▶ **Description of the task**
Locate and copy each line in the data that contains the word "ножками".

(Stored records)
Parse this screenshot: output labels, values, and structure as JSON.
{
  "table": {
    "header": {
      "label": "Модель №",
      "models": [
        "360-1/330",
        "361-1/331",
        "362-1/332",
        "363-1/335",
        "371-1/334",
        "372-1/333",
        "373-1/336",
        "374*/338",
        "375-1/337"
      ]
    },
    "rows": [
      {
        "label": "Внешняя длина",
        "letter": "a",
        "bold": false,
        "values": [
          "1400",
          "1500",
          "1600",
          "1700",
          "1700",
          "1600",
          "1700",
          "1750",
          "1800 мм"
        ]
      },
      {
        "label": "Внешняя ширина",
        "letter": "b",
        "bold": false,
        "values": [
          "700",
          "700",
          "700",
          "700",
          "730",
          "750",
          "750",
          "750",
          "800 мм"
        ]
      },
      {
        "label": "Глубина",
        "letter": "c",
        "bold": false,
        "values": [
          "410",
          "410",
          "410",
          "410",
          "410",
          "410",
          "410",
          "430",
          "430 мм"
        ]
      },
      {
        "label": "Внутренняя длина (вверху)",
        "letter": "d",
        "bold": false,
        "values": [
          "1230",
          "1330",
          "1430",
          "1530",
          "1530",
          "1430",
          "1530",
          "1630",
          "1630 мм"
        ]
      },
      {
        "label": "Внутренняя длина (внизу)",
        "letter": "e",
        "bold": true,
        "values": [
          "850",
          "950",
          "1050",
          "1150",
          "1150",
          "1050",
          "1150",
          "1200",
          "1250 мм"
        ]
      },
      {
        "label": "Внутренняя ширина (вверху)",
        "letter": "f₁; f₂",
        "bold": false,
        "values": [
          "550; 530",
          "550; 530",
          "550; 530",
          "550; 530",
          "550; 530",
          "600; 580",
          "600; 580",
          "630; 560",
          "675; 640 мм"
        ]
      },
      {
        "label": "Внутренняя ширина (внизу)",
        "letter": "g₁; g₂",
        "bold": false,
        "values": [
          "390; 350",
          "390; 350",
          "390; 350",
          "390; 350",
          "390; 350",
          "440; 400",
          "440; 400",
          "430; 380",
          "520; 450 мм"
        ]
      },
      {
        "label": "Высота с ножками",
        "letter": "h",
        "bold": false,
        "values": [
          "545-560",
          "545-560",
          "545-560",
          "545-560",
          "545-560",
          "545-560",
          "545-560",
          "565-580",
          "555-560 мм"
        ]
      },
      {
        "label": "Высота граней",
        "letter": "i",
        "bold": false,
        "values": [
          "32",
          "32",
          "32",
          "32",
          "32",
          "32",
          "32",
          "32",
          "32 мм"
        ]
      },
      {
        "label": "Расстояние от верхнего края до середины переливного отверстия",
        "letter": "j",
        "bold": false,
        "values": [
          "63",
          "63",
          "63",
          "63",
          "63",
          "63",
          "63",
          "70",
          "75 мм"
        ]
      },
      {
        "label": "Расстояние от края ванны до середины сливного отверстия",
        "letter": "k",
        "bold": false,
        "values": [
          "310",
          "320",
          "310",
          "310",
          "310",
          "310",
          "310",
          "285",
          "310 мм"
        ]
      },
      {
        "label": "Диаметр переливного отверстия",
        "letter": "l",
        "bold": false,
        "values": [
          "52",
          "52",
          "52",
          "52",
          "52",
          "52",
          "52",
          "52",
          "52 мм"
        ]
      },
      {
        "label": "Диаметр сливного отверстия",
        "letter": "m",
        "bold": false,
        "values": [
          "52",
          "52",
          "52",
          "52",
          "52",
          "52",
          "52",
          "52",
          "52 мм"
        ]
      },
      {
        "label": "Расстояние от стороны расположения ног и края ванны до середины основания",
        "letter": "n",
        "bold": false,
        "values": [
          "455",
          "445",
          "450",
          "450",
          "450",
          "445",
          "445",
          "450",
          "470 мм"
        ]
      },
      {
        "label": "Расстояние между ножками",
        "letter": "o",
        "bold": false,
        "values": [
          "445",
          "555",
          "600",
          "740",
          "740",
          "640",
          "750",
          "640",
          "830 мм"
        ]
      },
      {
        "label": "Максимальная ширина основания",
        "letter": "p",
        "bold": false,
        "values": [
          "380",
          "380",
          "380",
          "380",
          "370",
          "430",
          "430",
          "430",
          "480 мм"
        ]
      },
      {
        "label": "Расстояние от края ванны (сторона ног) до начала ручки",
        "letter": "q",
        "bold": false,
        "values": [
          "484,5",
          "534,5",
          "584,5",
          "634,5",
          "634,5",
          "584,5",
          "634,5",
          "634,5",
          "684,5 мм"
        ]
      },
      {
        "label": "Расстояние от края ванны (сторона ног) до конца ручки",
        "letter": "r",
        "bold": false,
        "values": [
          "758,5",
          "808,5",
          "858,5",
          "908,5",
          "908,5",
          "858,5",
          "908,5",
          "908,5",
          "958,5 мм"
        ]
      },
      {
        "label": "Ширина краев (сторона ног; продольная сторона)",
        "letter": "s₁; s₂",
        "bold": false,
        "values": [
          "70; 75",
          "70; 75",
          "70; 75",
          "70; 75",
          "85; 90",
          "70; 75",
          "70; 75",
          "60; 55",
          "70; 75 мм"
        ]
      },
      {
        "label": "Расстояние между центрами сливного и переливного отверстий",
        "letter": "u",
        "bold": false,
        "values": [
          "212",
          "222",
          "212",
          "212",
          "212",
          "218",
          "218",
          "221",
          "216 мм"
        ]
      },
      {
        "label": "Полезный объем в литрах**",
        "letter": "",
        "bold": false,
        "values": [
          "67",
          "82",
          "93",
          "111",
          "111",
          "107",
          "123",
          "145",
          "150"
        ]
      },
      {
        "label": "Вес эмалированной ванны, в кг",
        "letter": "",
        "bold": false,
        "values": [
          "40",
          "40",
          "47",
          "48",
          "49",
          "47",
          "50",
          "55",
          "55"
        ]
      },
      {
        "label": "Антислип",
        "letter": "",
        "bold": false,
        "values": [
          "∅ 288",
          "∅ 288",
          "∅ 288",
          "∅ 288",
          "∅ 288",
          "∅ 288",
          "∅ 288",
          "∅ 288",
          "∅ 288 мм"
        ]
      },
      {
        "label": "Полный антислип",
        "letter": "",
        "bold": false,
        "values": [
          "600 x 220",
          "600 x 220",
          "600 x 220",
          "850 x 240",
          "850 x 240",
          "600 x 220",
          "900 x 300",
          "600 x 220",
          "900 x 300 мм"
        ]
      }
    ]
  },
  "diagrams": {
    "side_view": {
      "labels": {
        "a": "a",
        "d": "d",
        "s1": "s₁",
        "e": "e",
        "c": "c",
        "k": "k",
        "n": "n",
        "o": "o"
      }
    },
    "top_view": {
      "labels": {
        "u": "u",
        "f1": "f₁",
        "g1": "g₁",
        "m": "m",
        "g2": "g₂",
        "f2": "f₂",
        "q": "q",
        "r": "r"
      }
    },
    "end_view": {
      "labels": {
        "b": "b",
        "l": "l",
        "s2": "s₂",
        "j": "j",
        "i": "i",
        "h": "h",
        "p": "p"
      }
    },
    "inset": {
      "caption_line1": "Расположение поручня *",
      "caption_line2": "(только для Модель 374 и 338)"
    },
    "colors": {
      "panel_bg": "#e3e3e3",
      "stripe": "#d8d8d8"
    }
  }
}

▶ **Task solution**
        "label": "Высота с ножками",
        "label": "Расстояние между ножками",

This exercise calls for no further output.